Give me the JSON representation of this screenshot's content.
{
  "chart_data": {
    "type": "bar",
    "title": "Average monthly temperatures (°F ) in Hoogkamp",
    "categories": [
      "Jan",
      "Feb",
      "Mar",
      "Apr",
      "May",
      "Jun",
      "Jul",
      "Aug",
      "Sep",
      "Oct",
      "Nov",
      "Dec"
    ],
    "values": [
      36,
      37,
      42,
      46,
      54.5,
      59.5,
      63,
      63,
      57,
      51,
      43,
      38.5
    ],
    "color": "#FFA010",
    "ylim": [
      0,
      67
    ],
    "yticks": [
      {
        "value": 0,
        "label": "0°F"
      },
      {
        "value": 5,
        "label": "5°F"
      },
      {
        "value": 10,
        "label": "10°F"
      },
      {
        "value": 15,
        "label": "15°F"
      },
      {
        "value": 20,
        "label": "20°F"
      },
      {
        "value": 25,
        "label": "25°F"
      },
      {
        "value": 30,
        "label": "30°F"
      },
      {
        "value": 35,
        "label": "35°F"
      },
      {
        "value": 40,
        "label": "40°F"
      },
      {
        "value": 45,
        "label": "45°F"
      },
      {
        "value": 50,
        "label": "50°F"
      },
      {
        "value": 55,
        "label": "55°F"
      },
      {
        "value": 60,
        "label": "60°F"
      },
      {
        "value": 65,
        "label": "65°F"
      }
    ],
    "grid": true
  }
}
- - - - -
Exercise prompt – Reproduce all the data word for word.

Task solution –
Give me the JSON representation of this screenshot's content.
{
  "chart_data": {
    "type": "bar",
    "title": "Average monthly temperatures (°F ) in Hoogkamp",
    "categories": [
      "Jan",
      "Feb",
      "Mar",
      "Apr",
      "May",
      "Jun",
      "Jul",
      "Aug",
      "Sep",
      "Oct",
      "Nov",
      "Dec"
    ],
    "values": [
      36,
      37,
      42,
      46,
      54.5,
      59.5,
      63,
      63,
      57,
      51,
      43,
      38.5
    ],
    "color": "#FFA010",
    "ylim": [
      0,
      67
    ],
    "yticks": [
      {
        "value": 0,
        "label": "0°F"
      },
      {
        "value": 5,
        "label": "5°F"
      },
      {
        "value": 10,
        "label": "10°F"
      },
      {
        "value": 15,
        "label": "15°F"
      },
      {
        "value": 20,
        "label": "20°F"
      },
      {
        "value": 25,
        "label": "25°F"
      },
      {
        "value": 30,
        "label": "30°F"
      },
      {
        "value": 35,
        "label": "35°F"
      },
      {
        "value": 40,
        "label": "40°F"
      },
      {
        "value": 45,
        "label": "45°F"
      },
      {
        "value": 50,
        "label": "50°F"
      },
      {
        "value": 55,
        "label": "55°F"
      },
      {
        "value": 60,
        "label": "60°F"
      },
      {
        "value": 65,
        "label": "65°F"
      }
    ],
    "grid": true
  }
}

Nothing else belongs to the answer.